§ TASK TO CARRY OUT: Find how many lines hold the word "Evergreen". Give only the number.

__________________________________________________

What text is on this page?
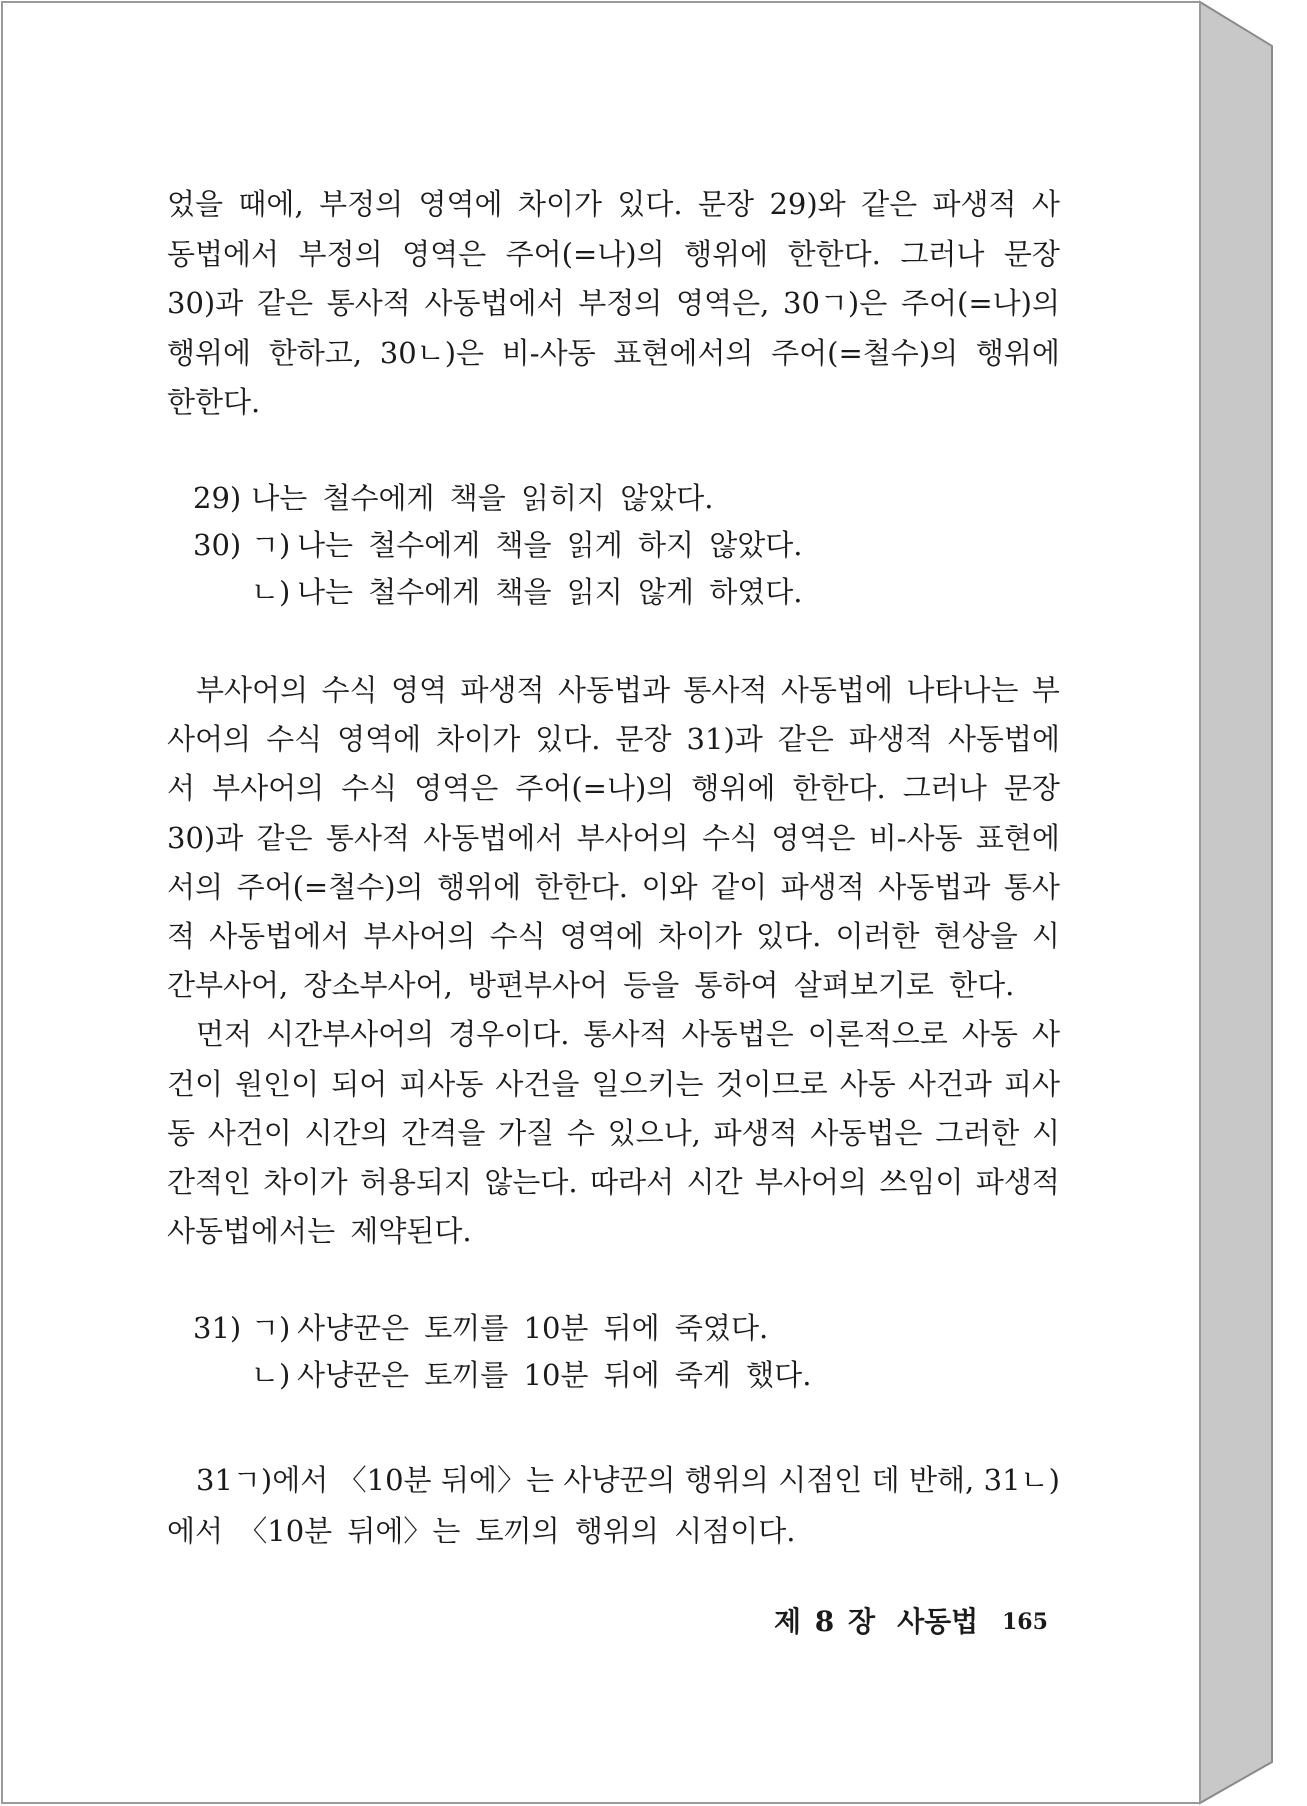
었을 때에, 부정의 영역에 차이가 있다. 문장 29)와 같은 파생적 사
동법에서 부정의 영역은 주어(=나)의 행위에 한한다. 그러나 문장
30)과 같은 통사적 사동법에서 부정의 영역은, 30ㄱ)은 주어(=나)의
행위에 한하고, 30ㄴ)은 비-사동 표현에서의 주어(=철수)의 행위에
한한다.
29) 나는 철수에게 책을 읽히지 않았다.
30) ㄱ) 나는 철수에게 책을 읽게 하지 않았다.
ㄴ) 나는 철수에게 책을 읽지 않게 하였다.
부사어의 수식 영역 파생적 사동법과 통사적 사동법에 나타나는 부
사어의 수식 영역에 차이가 있다. 문장 31)과 같은 파생적 사동법에
서 부사어의 수식 영역은 주어(=나)의 행위에 한한다. 그러나 문장
30)과 같은 통사적 사동법에서 부사어의 수식 영역은 비-사동 표현에
서의 주어(=철수)의 행위에 한한다. 이와 같이 파생적 사동법과 통사
적 사동법에서 부사어의 수식 영역에 차이가 있다. 이러한 현상을 시
간부사어, 장소부사어, 방편부사어 등을 통하여 살펴보기로 한다.
먼저 시간부사어의 경우이다. 통사적 사동법은 이론적으로 사동 사
건이 원인이 되어 피사동 사건을 일으키는 것이므로 사동 사건과 피사
동 사건이 시간의 간격을 가질 수 있으나, 파생적 사동법은 그러한 시
간적인 차이가 허용되지 않는다. 따라서 시간 부사어의 쓰임이 파생적
사동법에서는 제약된다.
31) ㄱ) 사냥꾼은 토끼를 10분 뒤에 죽였다.
ㄴ) 사냥꾼은 토끼를 10분 뒤에 죽게 했다.
31ㄱ)에서 〈10분 뒤에〉는 사냥꾼의 행위의 시점인 데 반해, 31ㄴ)
에서 〈10분 뒤에〉는 토끼의 행위의 시점이다.
제 8 장 사동법 165
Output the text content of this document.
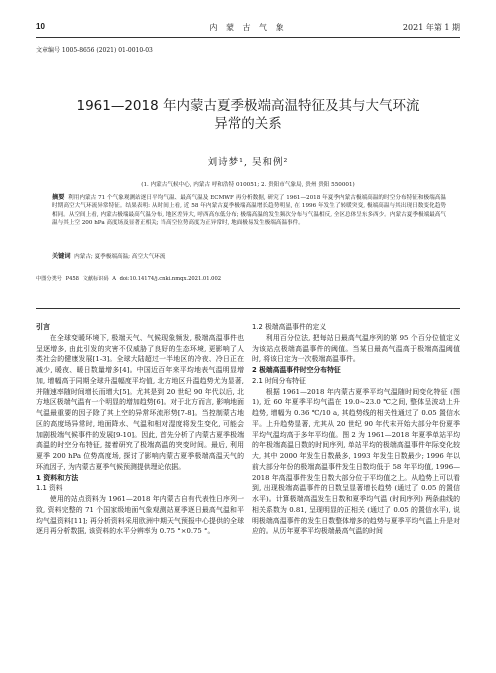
10	内 蒙 古 气 象	2021 年第 1 期
文章编号 1005-8656 (2021) 01-0010-03
1961—2018 年内蒙古夏季极端高温特征及其与大气环流
异常的关系
刘诗梦¹, 吴和例²
(1. 内蒙古气候中心, 内蒙古 呼和浩特 010051; 2. 贵阳市气象局, 贵州 贵阳 550001)
摘要 利用内蒙古 71 个气象观测站逐日平均气温、最高气温及 ECMWF 再分析数据, 研究了 1961—2018 年夏季内蒙古极端高温的时空分布特征和极端高温时期高空大气环流异常特征。结果表明: 从时间上看, 近 58 年内蒙古夏季极端高温增长趋势明显, 在 1996 年发生了转暖突变, 极端高温与其出现日数变化趋势相同。从空间上看, 内蒙古极端最高气温分布, 地区差异大, 呼西高东低分布; 极端高温的发生频次分布与气温相反, 全区总体呈东多西少。内蒙古夏季极端最高气温与其上空 200 hPa 高度场及显著正相关; 当高空位势高度为正异常时, 地面极易发生极端高温事件。
关键词 内蒙古; 夏季极端高温; 高空大气环流
中图分类号 P458 文献标识码 A doi:10.14174/j.cnki.nmqx.2021.01.002

引言

在全球变暖环境下, 极端天气、气候现象频发, 极端高温事件也呈逐增多, 由此引发的灾害不仅威胁了良好的生态环境, 更影响了人类社会的健康发展[1-3]。全球大陆超过一半地区的冷夜、冷日正在减少, 暖夜、暖日数量增多[4]。中国近百年来平均地表气温明显增加, 增幅高于同期全球升温幅度平均值, 北方地区升温趋势尤为显著, 并随速率随时间增长而增大[5]。尤其是到 20 世纪 90 年代以后, 北方地区极端气温有一个明显的增加趋势[6]。对于北方而言, 影响地面气温最重要的因子除了其上空的异常环流形势[7-8]。当控制蒙古地区的高度场异常时, 地面降水、气温和相对湿度将发生变化, 可能会加剧极端气候事件的发展[9-10]。因此, 首先分析了内蒙古夏季极端高温的时空分布特征, 接着研究了极端高温的突变时间。最后, 利用夏季 200 hPa 位势高度场, 探讨了影响内蒙古夏季极端高温天气的环流因子, 为内蒙古夏季气候预测提供理论依据。

1 资料和方法

1.1 资料

使用的站点资料为 1961—2018 年内蒙古自有代表性日序列一致, 资料完整的 71 个国家级地面气象观测站夏季逐日最高气温和平均气温资料[11]; 再分析资料采用欧洲中期天气预报中心提供的全球逐月再分析数据, 该资料的水平分辨率为 0.75 °×0.75 °。

1.2 极端高温事件的定义

利用百分位法, 把每站日最高气温序列的第 95 个百分位值定义为该站点极端高温事件的阈值。当某日最高气温高于极端高温阈值时, 将该日定为一次极端高温事件。

2 极端高温事件时空分布特征

2.1 时间分布特征

根据 1961—2018 年内蒙古夏季平均气温随时间变化特征 (图 1), 近 60 年夏季平均气温在 19.0~23.0 ℃之间, 整体呈波动上升趋势, 增幅为 0.36 ℃/10 a, 其趋势线的相关性通过了 0.05 置信水平。上升趋势显著, 尤其从 20 世纪 90 年代末开始大部分年份夏季平均气温均高于多年平均值。图 2 为 1961—2018 年夏季单站平均的年极端高温日数的时间序列, 单站平均的极端高温事件年际变化较大, 其中 2000 年发生日数最多, 1993 年发生日数最少; 1996 年以前大部分年份的极端高温事件发生日数均低于 58 年平均值, 1996—2018 年高温事件发生日数大部分位于平均值之上。从趋势上可以看到, 出现极端高温事件的日数呈显著增长趋势 (通过了 0.05 的置信水平)。计算极端高温发生日数和夏季均气温 (时间序列) 两条曲线的相关系数为 0.81, 呈现明显的正相关 (通过了 0.05 的置信水平), 说明极端高温事件的发生日数整体增多的趋势与夏季平均气温上升是对应的。从历年夏季平均极端最高气温的时间
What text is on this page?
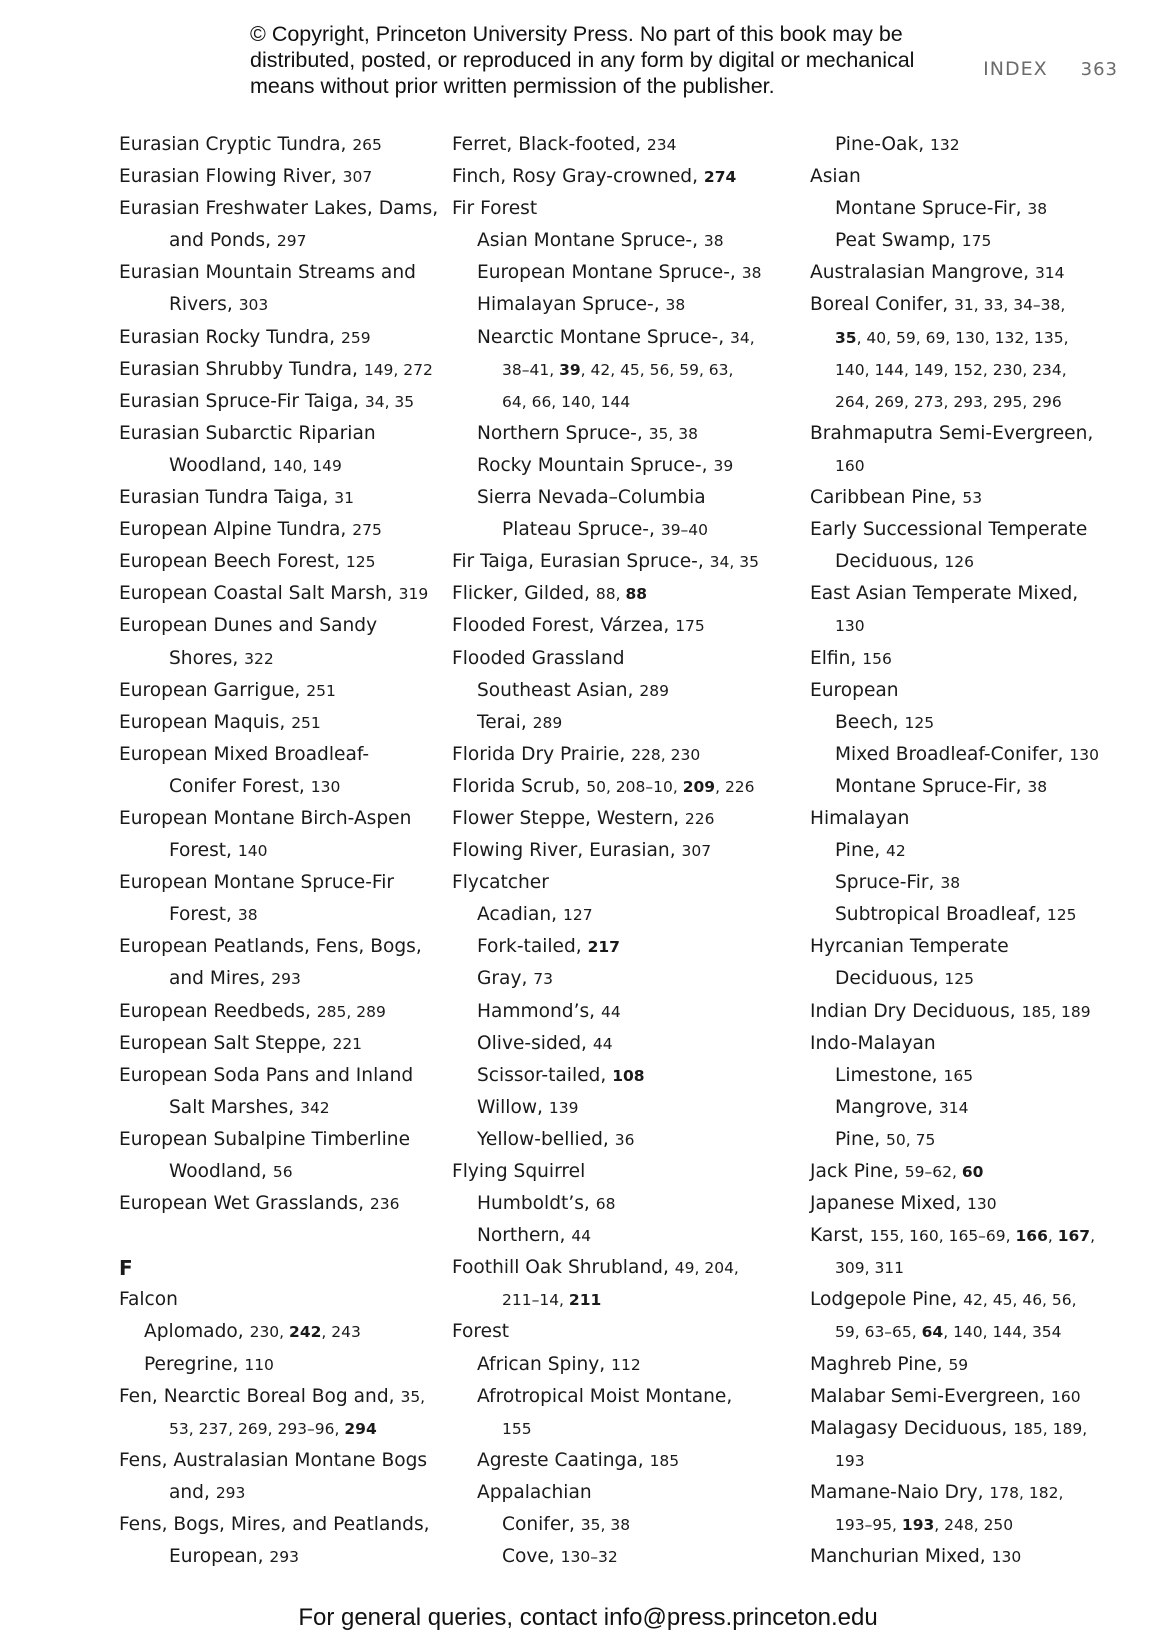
© Copyright, Princeton University Press. No part of this book may be
distributed, posted, or reproduced in any form by digital or mechanical
means without prior written permission of the publisher.
INDEX 363
Eurasian Cryptic Tundra, 265
Eurasian Flowing River, 307
Eurasian Freshwater Lakes, Dams,
and Ponds, 297
Eurasian Mountain Streams and
Rivers, 303
Eurasian Rocky Tundra, 259
Eurasian Shrubby Tundra, 149, 272
Eurasian Spruce-Fir Taiga, 34, 35
Eurasian Subarctic Riparian
Woodland, 140, 149
Eurasian Tundra Taiga, 31
European Alpine Tundra, 275
European Beech Forest, 125
European Coastal Salt Marsh, 319
European Dunes and Sandy
Shores, 322
European Garrigue, 251
European Maquis, 251
European Mixed Broadleaf-
Conifer Forest, 130
European Montane Birch-Aspen
Forest, 140
European Montane Spruce-Fir
Forest, 38
European Peatlands, Fens, Bogs,
and Mires, 293
European Reedbeds, 285, 289
European Salt Steppe, 221
European Soda Pans and Inland
Salt Marshes, 342
European Subalpine Timberline
Woodland, 56
European Wet Grasslands, 236
F
Falcon
Aplomado, 230, 242, 243
Peregrine, 110
Fen, Nearctic Boreal Bog and, 35,
53, 237, 269, 293–96, 294
Fens, Australasian Montane Bogs
and, 293
Fens, Bogs, Mires, and Peatlands,
European, 293
Ferret, Black-footed, 234
Finch, Rosy Gray-crowned, 274
Fir Forest
Asian Montane Spruce-, 38
European Montane Spruce-, 38
Himalayan Spruce-, 38
Nearctic Montane Spruce-, 34,
38–41, 39, 42, 45, 56, 59, 63,
64, 66, 140, 144
Northern Spruce-, 35, 38
Rocky Mountain Spruce-, 39
Sierra Nevada–Columbia
Plateau Spruce-, 39–40
Fir Taiga, Eurasian Spruce-, 34, 35
Flicker, Gilded, 88, 88
Flooded Forest, Várzea, 175
Flooded Grassland
Southeast Asian, 289
Terai, 289
Florida Dry Prairie, 228, 230
Florida Scrub, 50, 208–10, 209, 226
Flower Steppe, Western, 226
Flowing River, Eurasian, 307
Flycatcher
Acadian, 127
Fork-tailed, 217
Gray, 73
Hammond’s, 44
Olive-sided, 44
Scissor-tailed, 108
Willow, 139
Yellow-bellied, 36
Flying Squirrel
Humboldt’s, 68
Northern, 44
Foothill Oak Shrubland, 49, 204,
211–14, 211
Forest
African Spiny, 112
Afrotropical Moist Montane,
155
Agreste Caatinga, 185
Appalachian
Conifer, 35, 38
Cove, 130–32
Pine-Oak, 132
Asian
Montane Spruce-Fir, 38
Peat Swamp, 175
Australasian Mangrove, 314
Boreal Conifer, 31, 33, 34–38,
35, 40, 59, 69, 130, 132, 135,
140, 144, 149, 152, 230, 234,
264, 269, 273, 293, 295, 296
Brahmaputra Semi-Evergreen,
160
Caribbean Pine, 53
Early Successional Temperate
Deciduous, 126
East Asian Temperate Mixed,
130
Elfin, 156
European
Beech, 125
Mixed Broadleaf-Conifer, 130
Montane Spruce-Fir, 38
Himalayan
Pine, 42
Spruce-Fir, 38
Subtropical Broadleaf, 125
Hyrcanian Temperate
Deciduous, 125
Indian Dry Deciduous, 185, 189
Indo-Malayan
Limestone, 165
Mangrove, 314
Pine, 50, 75
Jack Pine, 59–62, 60
Japanese Mixed, 130
Karst, 155, 160, 165–69, 166, 167,
309, 311
Lodgepole Pine, 42, 45, 46, 56,
59, 63–65, 64, 140, 144, 354
Maghreb Pine, 59
Malabar Semi-Evergreen, 160
Malagasy Deciduous, 185, 189,
193
Mamane-Naio Dry, 178, 182,
193–95, 193, 248, 250
Manchurian Mixed, 130
For general queries, contact info@press.princeton.edu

__________________________________________________

§ WRITTEN ANSWER: 2